## start Materials provided

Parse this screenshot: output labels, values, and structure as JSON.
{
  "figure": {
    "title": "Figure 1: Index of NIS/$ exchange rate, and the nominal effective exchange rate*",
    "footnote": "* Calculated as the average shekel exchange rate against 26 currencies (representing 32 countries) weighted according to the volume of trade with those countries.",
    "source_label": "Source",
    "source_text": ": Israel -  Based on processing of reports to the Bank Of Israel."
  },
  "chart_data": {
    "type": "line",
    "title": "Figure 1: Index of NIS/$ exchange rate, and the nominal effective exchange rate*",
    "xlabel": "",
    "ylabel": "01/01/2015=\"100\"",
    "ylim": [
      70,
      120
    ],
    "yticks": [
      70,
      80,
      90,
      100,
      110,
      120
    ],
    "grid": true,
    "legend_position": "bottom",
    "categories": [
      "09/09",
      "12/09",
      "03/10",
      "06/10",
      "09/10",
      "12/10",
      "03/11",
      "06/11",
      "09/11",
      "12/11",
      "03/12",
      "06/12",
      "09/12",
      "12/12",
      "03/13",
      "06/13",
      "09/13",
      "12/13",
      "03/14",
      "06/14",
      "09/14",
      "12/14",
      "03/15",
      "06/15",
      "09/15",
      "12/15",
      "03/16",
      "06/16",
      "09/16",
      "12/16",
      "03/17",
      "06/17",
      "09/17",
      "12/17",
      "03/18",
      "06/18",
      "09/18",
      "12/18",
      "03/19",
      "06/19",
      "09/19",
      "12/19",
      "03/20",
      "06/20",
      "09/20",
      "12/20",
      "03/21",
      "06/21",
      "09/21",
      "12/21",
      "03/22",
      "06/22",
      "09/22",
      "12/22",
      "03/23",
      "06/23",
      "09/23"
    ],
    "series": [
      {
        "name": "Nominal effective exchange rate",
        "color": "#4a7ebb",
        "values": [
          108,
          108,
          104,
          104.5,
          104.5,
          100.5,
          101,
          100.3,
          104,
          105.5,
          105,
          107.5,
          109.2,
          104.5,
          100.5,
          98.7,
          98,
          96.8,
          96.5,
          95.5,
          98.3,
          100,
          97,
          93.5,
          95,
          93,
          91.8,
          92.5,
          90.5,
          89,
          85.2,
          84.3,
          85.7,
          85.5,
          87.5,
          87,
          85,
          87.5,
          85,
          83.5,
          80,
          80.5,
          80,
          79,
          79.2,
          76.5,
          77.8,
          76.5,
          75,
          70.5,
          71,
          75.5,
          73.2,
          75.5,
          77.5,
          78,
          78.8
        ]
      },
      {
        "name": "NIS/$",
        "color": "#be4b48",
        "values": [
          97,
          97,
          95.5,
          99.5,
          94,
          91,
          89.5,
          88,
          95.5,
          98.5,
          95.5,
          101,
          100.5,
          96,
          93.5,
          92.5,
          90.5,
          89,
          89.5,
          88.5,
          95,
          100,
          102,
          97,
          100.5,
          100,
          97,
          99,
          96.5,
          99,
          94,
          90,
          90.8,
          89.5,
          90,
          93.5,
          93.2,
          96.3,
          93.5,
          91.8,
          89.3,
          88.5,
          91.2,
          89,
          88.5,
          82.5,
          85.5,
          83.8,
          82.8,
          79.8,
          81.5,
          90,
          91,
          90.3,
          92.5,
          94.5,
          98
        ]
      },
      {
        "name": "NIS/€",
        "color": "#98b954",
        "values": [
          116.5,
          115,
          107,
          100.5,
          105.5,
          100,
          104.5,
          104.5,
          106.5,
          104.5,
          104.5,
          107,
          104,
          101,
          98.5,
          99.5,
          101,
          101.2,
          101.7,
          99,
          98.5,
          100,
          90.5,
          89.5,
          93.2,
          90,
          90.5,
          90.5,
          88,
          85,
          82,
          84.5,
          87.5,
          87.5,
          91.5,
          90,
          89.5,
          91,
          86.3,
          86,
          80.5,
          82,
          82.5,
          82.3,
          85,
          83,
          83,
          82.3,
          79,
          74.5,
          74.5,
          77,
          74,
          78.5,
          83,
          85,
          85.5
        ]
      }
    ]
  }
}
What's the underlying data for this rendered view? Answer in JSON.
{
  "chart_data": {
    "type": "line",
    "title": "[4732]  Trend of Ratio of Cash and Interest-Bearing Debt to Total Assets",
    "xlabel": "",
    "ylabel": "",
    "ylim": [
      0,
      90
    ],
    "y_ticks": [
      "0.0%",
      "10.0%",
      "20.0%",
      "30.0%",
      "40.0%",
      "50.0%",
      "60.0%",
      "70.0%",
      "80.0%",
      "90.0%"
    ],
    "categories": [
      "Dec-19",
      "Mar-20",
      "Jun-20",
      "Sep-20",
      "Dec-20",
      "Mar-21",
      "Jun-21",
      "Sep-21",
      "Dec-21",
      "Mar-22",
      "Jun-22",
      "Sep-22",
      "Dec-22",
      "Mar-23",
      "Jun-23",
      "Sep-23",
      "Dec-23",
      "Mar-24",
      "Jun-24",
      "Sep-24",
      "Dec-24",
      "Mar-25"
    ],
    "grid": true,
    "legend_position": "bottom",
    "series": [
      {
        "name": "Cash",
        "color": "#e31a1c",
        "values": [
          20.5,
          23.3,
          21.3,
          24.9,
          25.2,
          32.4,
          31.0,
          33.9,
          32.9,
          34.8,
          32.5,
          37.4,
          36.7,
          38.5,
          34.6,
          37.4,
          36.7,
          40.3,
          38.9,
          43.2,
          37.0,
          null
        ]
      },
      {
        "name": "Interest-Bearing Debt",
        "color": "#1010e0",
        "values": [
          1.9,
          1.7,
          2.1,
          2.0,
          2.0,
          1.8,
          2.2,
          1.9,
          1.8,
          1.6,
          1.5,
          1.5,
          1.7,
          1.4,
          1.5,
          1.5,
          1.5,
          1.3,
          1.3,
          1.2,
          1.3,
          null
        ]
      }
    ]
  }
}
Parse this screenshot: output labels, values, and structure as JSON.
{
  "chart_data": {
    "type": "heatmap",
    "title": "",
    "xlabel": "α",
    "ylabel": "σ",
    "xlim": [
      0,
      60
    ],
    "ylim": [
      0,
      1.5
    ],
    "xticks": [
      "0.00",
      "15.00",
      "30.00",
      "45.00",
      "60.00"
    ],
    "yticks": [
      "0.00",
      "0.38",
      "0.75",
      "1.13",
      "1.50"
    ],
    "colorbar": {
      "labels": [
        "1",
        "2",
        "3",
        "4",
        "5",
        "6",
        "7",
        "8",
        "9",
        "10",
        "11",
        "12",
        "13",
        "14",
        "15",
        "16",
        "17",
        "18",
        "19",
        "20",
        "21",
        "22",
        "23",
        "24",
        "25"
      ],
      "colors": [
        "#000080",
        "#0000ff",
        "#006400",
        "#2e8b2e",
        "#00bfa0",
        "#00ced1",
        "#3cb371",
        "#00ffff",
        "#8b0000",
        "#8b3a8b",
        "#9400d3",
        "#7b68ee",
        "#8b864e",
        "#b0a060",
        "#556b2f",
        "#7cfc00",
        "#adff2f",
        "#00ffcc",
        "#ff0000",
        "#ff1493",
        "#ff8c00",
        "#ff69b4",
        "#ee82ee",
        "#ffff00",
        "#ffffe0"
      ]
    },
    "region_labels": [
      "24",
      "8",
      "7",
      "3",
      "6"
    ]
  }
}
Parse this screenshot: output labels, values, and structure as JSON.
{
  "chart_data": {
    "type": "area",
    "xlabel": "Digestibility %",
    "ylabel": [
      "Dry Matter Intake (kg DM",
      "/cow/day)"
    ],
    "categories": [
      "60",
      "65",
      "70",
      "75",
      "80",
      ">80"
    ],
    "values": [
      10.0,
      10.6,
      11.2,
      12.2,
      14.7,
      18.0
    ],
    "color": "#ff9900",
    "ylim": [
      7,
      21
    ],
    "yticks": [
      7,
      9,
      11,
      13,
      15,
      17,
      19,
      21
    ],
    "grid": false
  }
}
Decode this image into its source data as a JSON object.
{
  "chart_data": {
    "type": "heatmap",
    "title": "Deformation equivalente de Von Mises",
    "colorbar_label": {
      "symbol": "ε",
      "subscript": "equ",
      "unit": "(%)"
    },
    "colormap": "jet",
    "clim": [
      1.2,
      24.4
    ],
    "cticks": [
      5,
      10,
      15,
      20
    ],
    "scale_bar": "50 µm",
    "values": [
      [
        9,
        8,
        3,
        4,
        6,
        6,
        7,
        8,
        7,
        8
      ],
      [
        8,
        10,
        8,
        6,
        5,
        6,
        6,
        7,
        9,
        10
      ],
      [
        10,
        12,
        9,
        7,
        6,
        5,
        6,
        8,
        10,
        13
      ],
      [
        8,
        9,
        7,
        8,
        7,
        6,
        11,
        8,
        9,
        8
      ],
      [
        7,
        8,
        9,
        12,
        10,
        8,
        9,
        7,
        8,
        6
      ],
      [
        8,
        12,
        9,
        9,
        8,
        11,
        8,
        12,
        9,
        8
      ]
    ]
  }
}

## end Materials provided

Where a line above includes "name", copy that line.

# Correct output
        "name": "Nominal effective exchange rate",
        "name": "NIS/$",
        "name": "NIS/€",
        "name": "Cash",
        "name": "Interest-Bearing Debt",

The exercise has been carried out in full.